WHAT IS ASKED – Report the number of lines that hold the string "name". Leave out any other text.

GIVEN RECORDS –

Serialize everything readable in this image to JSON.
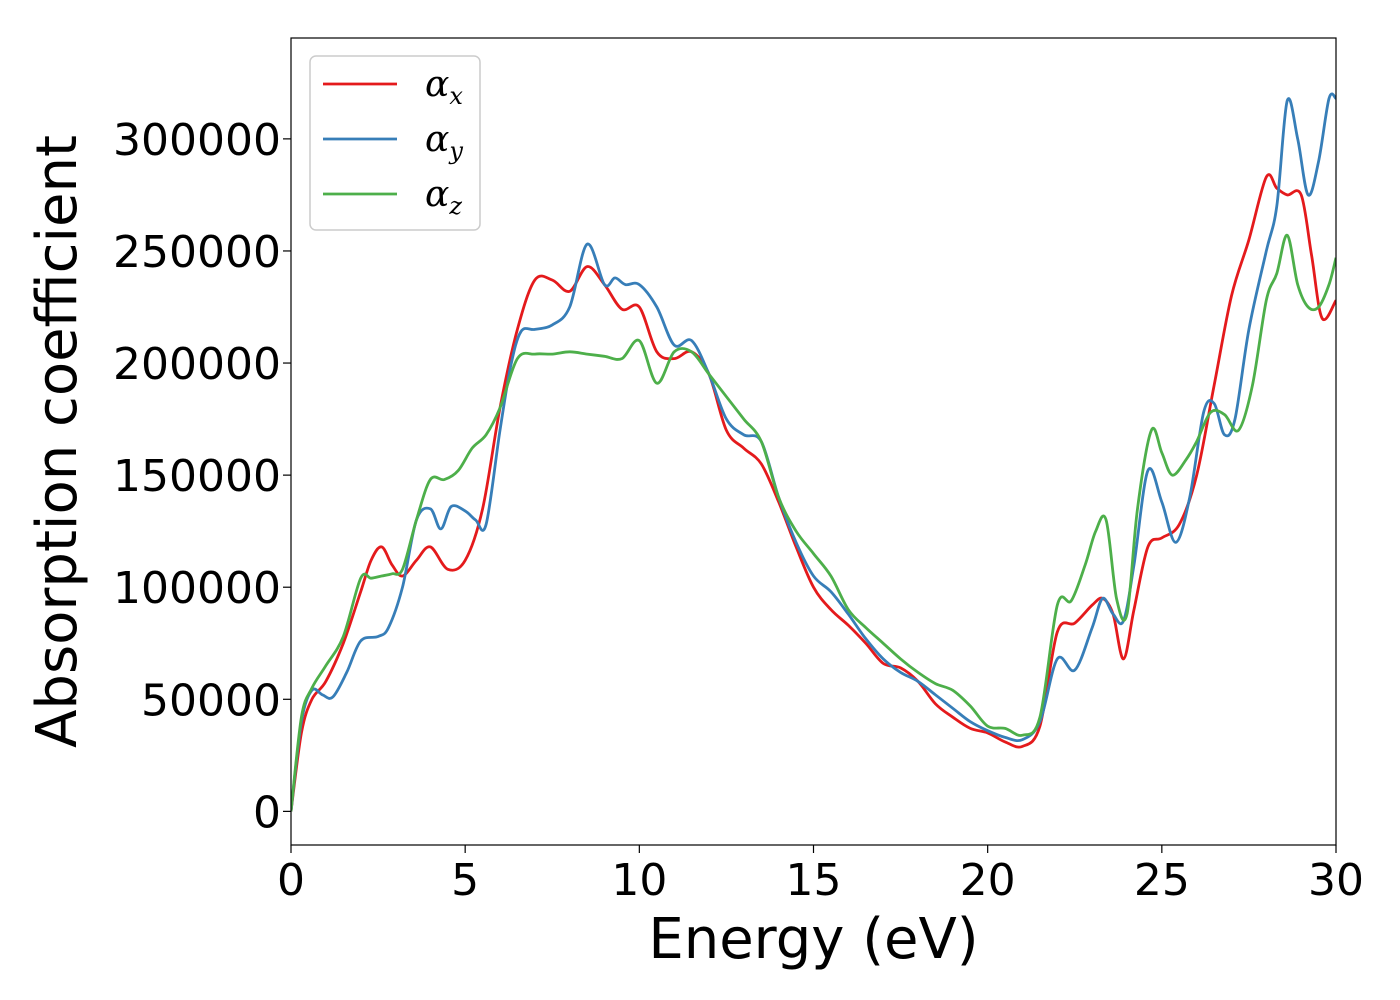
{
  "chart_data": {
    "type": "line",
    "title": "",
    "xlabel": "Energy (eV)",
    "ylabel": "Absorption coefficient",
    "xlim": [
      0,
      30
    ],
    "ylim": [
      -15000,
      345000
    ],
    "xticks": [
      0,
      5,
      10,
      15,
      20,
      25,
      30
    ],
    "yticks": [
      0,
      50000,
      100000,
      150000,
      200000,
      250000,
      300000
    ],
    "grid": false,
    "legend": "top-left",
    "series": [
      {
        "name": "α_x",
        "symbol": "α",
        "subscript": "x",
        "color": "#e41a1c",
        "x": [
          0,
          0.3,
          0.6,
          1.0,
          1.5,
          2.0,
          2.3,
          2.6,
          2.9,
          3.2,
          3.6,
          4.0,
          4.5,
          5.0,
          5.5,
          6.0,
          6.5,
          7.0,
          7.5,
          8.0,
          8.5,
          9.0,
          9.5,
          10.0,
          10.5,
          11.0,
          11.5,
          12.0,
          12.5,
          13.0,
          13.5,
          14.0,
          14.5,
          15.0,
          15.5,
          16.0,
          16.5,
          17.0,
          17.5,
          18.0,
          18.5,
          19.0,
          19.5,
          20.0,
          20.5,
          21.0,
          21.5,
          22.0,
          22.5,
          23.0,
          23.3,
          23.6,
          23.9,
          24.2,
          24.6,
          25.0,
          25.5,
          26.0,
          26.5,
          27.0,
          27.5,
          28.0,
          28.3,
          28.6,
          29.0,
          29.3,
          29.6,
          30.0
        ],
        "y": [
          0,
          35000,
          50000,
          58000,
          75000,
          98000,
          112000,
          118000,
          110000,
          105000,
          112000,
          118000,
          108000,
          112000,
          135000,
          180000,
          215000,
          237000,
          237000,
          232000,
          243000,
          235000,
          224000,
          225000,
          205000,
          202000,
          205000,
          195000,
          170000,
          162000,
          155000,
          138000,
          118000,
          100000,
          90000,
          83000,
          75000,
          66000,
          64000,
          58000,
          48000,
          42000,
          37000,
          35000,
          31000,
          29000,
          38000,
          80000,
          84000,
          92000,
          95000,
          88000,
          68000,
          90000,
          118000,
          122000,
          128000,
          150000,
          190000,
          230000,
          255000,
          283000,
          278000,
          275000,
          275000,
          248000,
          220000,
          228000
        ]
      },
      {
        "name": "α_y",
        "symbol": "α",
        "subscript": "y",
        "color": "#377eb8",
        "x": [
          0,
          0.3,
          0.6,
          0.9,
          1.2,
          1.6,
          2.0,
          2.5,
          2.8,
          3.2,
          3.6,
          4.0,
          4.3,
          4.6,
          5.0,
          5.3,
          5.6,
          6.0,
          6.3,
          6.6,
          7.0,
          7.5,
          8.0,
          8.5,
          9.0,
          9.3,
          9.6,
          10.0,
          10.5,
          11.0,
          11.5,
          12.0,
          12.5,
          13.0,
          13.5,
          14.0,
          14.5,
          15.0,
          15.5,
          16.0,
          16.5,
          17.0,
          17.5,
          18.0,
          18.5,
          19.0,
          19.5,
          20.0,
          20.5,
          21.0,
          21.5,
          22.0,
          22.5,
          23.0,
          23.3,
          23.6,
          23.9,
          24.2,
          24.6,
          25.0,
          25.4,
          25.8,
          26.2,
          26.5,
          26.8,
          27.1,
          27.5,
          28.0,
          28.3,
          28.6,
          28.9,
          29.2,
          29.5,
          29.8,
          30.0
        ],
        "y": [
          0,
          40000,
          54000,
          52000,
          51000,
          62000,
          76000,
          78000,
          82000,
          100000,
          130000,
          135000,
          126000,
          136000,
          134000,
          130000,
          128000,
          170000,
          198000,
          214000,
          215000,
          217000,
          225000,
          253000,
          235000,
          238000,
          235000,
          235000,
          225000,
          208000,
          210000,
          195000,
          175000,
          168000,
          165000,
          140000,
          120000,
          105000,
          98000,
          88000,
          77000,
          68000,
          62000,
          58000,
          52000,
          46000,
          40000,
          36000,
          33000,
          32000,
          40000,
          68000,
          63000,
          82000,
          95000,
          88000,
          85000,
          110000,
          152000,
          138000,
          120000,
          140000,
          178000,
          182000,
          168000,
          175000,
          215000,
          250000,
          270000,
          317000,
          300000,
          275000,
          290000,
          318000,
          318000
        ]
      },
      {
        "name": "α_z",
        "symbol": "α",
        "subscript": "z",
        "color": "#4daf4a",
        "x": [
          0,
          0.3,
          0.6,
          1.0,
          1.5,
          2.0,
          2.3,
          2.6,
          2.9,
          3.2,
          3.6,
          4.0,
          4.4,
          4.8,
          5.2,
          5.6,
          6.0,
          6.5,
          7.0,
          7.5,
          8.0,
          8.5,
          9.0,
          9.5,
          10.0,
          10.5,
          11.0,
          11.5,
          12.0,
          12.5,
          13.0,
          13.5,
          14.0,
          14.5,
          15.0,
          15.5,
          16.0,
          16.5,
          17.0,
          17.5,
          18.0,
          18.5,
          19.0,
          19.5,
          20.0,
          20.5,
          21.0,
          21.5,
          22.0,
          22.4,
          22.8,
          23.1,
          23.4,
          23.7,
          24.0,
          24.3,
          24.7,
          25.0,
          25.3,
          25.7,
          26.0,
          26.4,
          26.8,
          27.2,
          27.6,
          28.0,
          28.3,
          28.6,
          28.9,
          29.2,
          29.5,
          29.8,
          30.0
        ],
        "y": [
          0,
          42000,
          55000,
          65000,
          78000,
          104000,
          104000,
          105000,
          106000,
          108000,
          130000,
          148000,
          148000,
          152000,
          162000,
          168000,
          180000,
          202000,
          204000,
          204000,
          205000,
          204000,
          203000,
          202000,
          210000,
          191000,
          205000,
          205000,
          195000,
          185000,
          175000,
          165000,
          140000,
          125000,
          115000,
          105000,
          90000,
          82000,
          75000,
          68000,
          62000,
          57000,
          54000,
          47000,
          38000,
          37000,
          34000,
          42000,
          92000,
          94000,
          110000,
          125000,
          130000,
          95000,
          88000,
          135000,
          170000,
          160000,
          150000,
          157000,
          165000,
          178000,
          177000,
          170000,
          190000,
          228000,
          240000,
          257000,
          235000,
          225000,
          225000,
          235000,
          247000
        ]
      }
    ]
  }
}
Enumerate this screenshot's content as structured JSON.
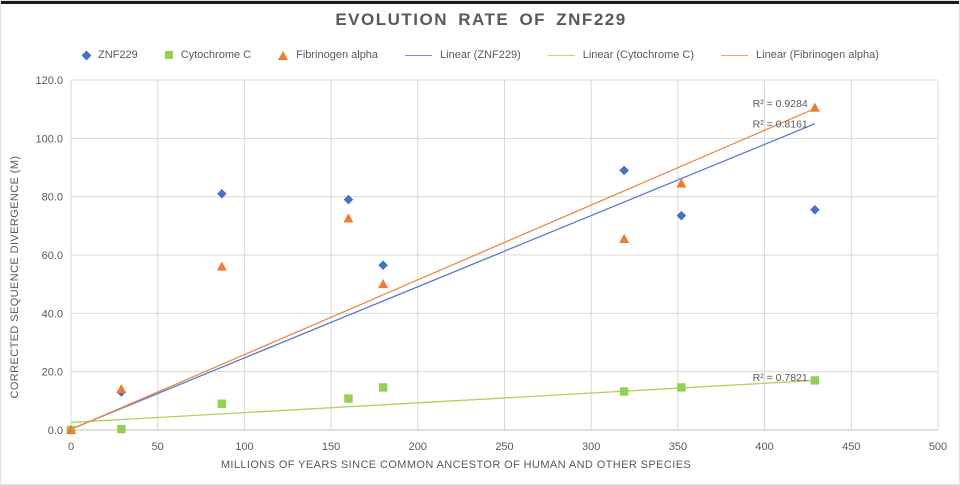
{
  "chart": {
    "title": "EVOLUTION RATE OF ZNF229",
    "legend_items": [
      {
        "label": "ZNF229",
        "marker": "diamond",
        "color": "#4472C4"
      },
      {
        "label": "Cytochrome C",
        "marker": "square",
        "color": "#92D050"
      },
      {
        "label": "Fibrinogen alpha",
        "marker": "triangle",
        "color": "#ED7D31"
      },
      {
        "label": "Linear (ZNF229)",
        "marker": "line",
        "color": "#7C90D8"
      },
      {
        "label": "Linear (Cytochrome C)",
        "marker": "line",
        "color": "#B8DC7E"
      },
      {
        "label": "Linear (Fibrinogen alpha)",
        "marker": "line",
        "color": "#F0A26A"
      }
    ]
  },
  "colors": {
    "gridline": "#D9D9D9",
    "axis_line": "#BFBFBF",
    "text": "#595959",
    "znf229_blue": "#4472C4",
    "cytochrome_green": "#92D050",
    "fibrinogen_orange": "#ED7D31"
  },
  "chart_data": {
    "type": "scatter",
    "title": "EVOLUTION RATE OF ZNF229",
    "xlabel": "MILLIONS OF YEARS SINCE COMMON ANCESTOR OF HUMAN AND OTHER SPECIES",
    "ylabel": "CORRECTED SEQUENCE DIVERGENCE (M)",
    "xlim": [
      0,
      500
    ],
    "ylim": [
      0,
      120
    ],
    "x_ticks": [
      0,
      50,
      100,
      150,
      200,
      250,
      300,
      350,
      400,
      450,
      500
    ],
    "y_tick_labels": [
      "0.0",
      "20.0",
      "40.0",
      "60.0",
      "80.0",
      "100.0",
      "120.0"
    ],
    "grid": true,
    "legend_position": "top",
    "x": [
      0,
      29,
      87,
      160,
      180,
      319,
      352,
      429
    ],
    "series": [
      {
        "name": "ZNF229",
        "marker": "diamond",
        "color": "#4472C4",
        "values": [
          0,
          13,
          81,
          79,
          56.5,
          89,
          73.5,
          75.5
        ]
      },
      {
        "name": "Cytochrome C",
        "marker": "square",
        "color": "#92D050",
        "values": [
          0,
          0.3,
          9,
          10.8,
          14.6,
          13.2,
          14.6,
          17
        ]
      },
      {
        "name": "Fibrinogen alpha",
        "marker": "triangle",
        "color": "#ED7D31",
        "values": [
          0,
          14,
          56,
          72.5,
          50,
          65.5,
          84.5,
          110.5
        ]
      }
    ],
    "trendlines": [
      {
        "name": "Linear (ZNF229)",
        "color": "#5B79D0",
        "x0": 0,
        "y0": 0.3,
        "x1": 429,
        "y1": 105.0,
        "r2": "R² = 0.8161",
        "r2_x": 409,
        "r2_y": 105
      },
      {
        "name": "Linear (Cytochrome C)",
        "color": "#A9D45F",
        "x0": 0,
        "y0": 2.6,
        "x1": 429,
        "y1": 17.0,
        "r2": "R² = 0.7821",
        "r2_x": 409,
        "r2_y": 18
      },
      {
        "name": "Linear (Fibrinogen alpha)",
        "color": "#ED8A45",
        "x0": 0,
        "y0": 0.2,
        "x1": 429,
        "y1": 110.2,
        "r2": "R² = 0.9284",
        "r2_x": 409,
        "r2_y": 112
      }
    ]
  }
}
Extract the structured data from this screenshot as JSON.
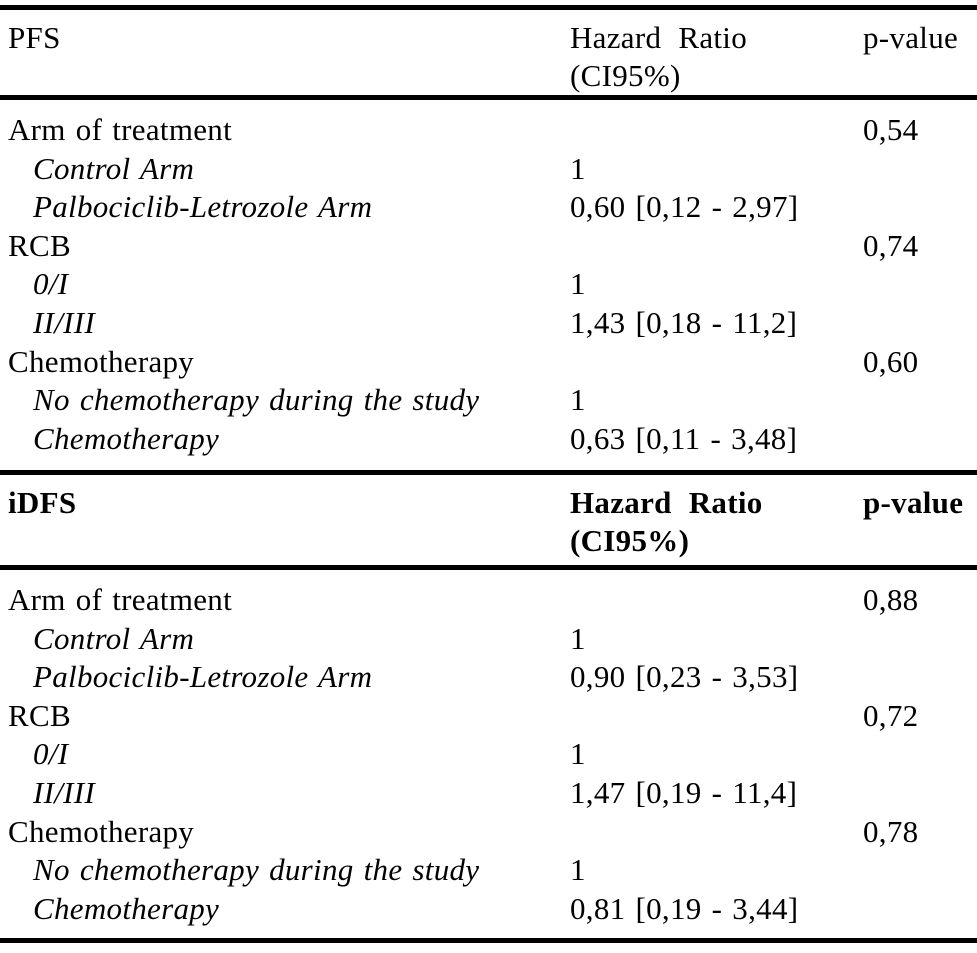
{
  "table": {
    "background": "#ffffff",
    "text_color": "#000000",
    "rule_color": "#000000",
    "sections": [
      {
        "outcome": "PFS",
        "columns": {
          "hazard_ratio_line1": "Hazard Ratio",
          "hazard_ratio_line2": "(CI95%)",
          "p_value": "p-value"
        },
        "rows": [
          {
            "label": "Arm of treatment",
            "hazard_ratio": "",
            "p_value": "0,54"
          },
          {
            "label": "Control Arm",
            "hazard_ratio": "1",
            "p_value": ""
          },
          {
            "label": "Palbociclib-Letrozole Arm",
            "hazard_ratio": "0,60 [0,12 - 2,97]",
            "p_value": ""
          },
          {
            "label": "RCB",
            "hazard_ratio": "",
            "p_value": "0,74"
          },
          {
            "label": "0/I",
            "hazard_ratio": "1",
            "p_value": ""
          },
          {
            "label": "II/III",
            "hazard_ratio": "1,43 [0,18 - 11,2]",
            "p_value": ""
          },
          {
            "label": "Chemotherapy",
            "hazard_ratio": "",
            "p_value": "0,60"
          },
          {
            "label": "No chemotherapy during the study",
            "hazard_ratio": "1",
            "p_value": ""
          },
          {
            "label": "Chemotherapy",
            "hazard_ratio": "0,63 [0,11 - 3,48]",
            "p_value": ""
          }
        ]
      },
      {
        "outcome": "iDFS",
        "columns": {
          "hazard_ratio_line1": "Hazard Ratio",
          "hazard_ratio_line2": "(CI95%)",
          "p_value": "p-value"
        },
        "rows": [
          {
            "label": "Arm of treatment",
            "hazard_ratio": "",
            "p_value": "0,88"
          },
          {
            "label": "Control Arm",
            "hazard_ratio": "1",
            "p_value": ""
          },
          {
            "label": "Palbociclib-Letrozole Arm",
            "hazard_ratio": "0,90 [0,23 - 3,53]",
            "p_value": ""
          },
          {
            "label": "RCB",
            "hazard_ratio": "",
            "p_value": "0,72"
          },
          {
            "label": "0/I",
            "hazard_ratio": "1",
            "p_value": ""
          },
          {
            "label": "II/III",
            "hazard_ratio": "1,47 [0,19 - 11,4]",
            "p_value": ""
          },
          {
            "label": "Chemotherapy",
            "hazard_ratio": "",
            "p_value": "0,78"
          },
          {
            "label": "No chemotherapy during the study",
            "hazard_ratio": "1",
            "p_value": ""
          },
          {
            "label": "Chemotherapy",
            "hazard_ratio": "0,81 [0,19 - 3,44]",
            "p_value": ""
          }
        ]
      }
    ]
  }
}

REPLY – 9